Records to use |
▼

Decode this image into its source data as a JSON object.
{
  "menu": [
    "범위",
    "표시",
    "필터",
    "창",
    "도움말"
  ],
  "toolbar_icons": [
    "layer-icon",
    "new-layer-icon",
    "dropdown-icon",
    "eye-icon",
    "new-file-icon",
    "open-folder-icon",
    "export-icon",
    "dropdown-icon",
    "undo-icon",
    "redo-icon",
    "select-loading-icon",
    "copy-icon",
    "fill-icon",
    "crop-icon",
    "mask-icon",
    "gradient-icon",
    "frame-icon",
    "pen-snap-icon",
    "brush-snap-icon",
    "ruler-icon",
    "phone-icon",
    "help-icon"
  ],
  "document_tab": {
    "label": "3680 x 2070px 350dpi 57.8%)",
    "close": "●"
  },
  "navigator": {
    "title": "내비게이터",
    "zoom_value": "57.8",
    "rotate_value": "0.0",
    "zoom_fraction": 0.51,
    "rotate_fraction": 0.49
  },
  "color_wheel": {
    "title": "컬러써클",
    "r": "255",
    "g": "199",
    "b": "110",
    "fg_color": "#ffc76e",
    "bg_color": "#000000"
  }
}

▲
▼

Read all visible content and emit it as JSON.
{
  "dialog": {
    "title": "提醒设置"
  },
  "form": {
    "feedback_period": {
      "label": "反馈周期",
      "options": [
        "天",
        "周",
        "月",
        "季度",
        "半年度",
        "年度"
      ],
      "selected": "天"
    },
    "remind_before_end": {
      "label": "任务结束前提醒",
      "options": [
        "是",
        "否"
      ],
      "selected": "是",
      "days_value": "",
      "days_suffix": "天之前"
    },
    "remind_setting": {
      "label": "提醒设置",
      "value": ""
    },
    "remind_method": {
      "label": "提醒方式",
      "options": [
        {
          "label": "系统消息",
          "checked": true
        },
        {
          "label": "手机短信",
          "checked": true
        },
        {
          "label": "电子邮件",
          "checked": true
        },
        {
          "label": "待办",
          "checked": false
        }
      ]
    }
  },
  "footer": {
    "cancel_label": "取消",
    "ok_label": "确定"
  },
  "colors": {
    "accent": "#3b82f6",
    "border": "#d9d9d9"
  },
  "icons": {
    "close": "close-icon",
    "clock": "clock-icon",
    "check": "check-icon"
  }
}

▲
▼

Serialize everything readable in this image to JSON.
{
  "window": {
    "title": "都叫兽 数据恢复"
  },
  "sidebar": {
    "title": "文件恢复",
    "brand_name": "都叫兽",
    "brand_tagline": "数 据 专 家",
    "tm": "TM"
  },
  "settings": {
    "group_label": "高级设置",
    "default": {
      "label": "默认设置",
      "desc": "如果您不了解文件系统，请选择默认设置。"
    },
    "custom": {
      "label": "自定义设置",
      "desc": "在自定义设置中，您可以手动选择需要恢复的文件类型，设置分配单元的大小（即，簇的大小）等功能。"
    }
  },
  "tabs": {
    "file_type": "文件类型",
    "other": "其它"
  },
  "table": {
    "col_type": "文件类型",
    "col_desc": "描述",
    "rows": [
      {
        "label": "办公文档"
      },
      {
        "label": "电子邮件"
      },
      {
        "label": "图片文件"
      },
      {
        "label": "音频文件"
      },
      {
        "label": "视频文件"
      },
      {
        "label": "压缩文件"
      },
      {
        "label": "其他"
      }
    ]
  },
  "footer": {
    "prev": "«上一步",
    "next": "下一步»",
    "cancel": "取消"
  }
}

▲

Short exercise | From the listing, copy each line containing the word "title".

Correct answer |
    "title": "내비게이터",
    "title": "컬러써클",
    "title": "提醒设置"
    "title": "都叫兽 数据恢复"
    "title": "文件恢复",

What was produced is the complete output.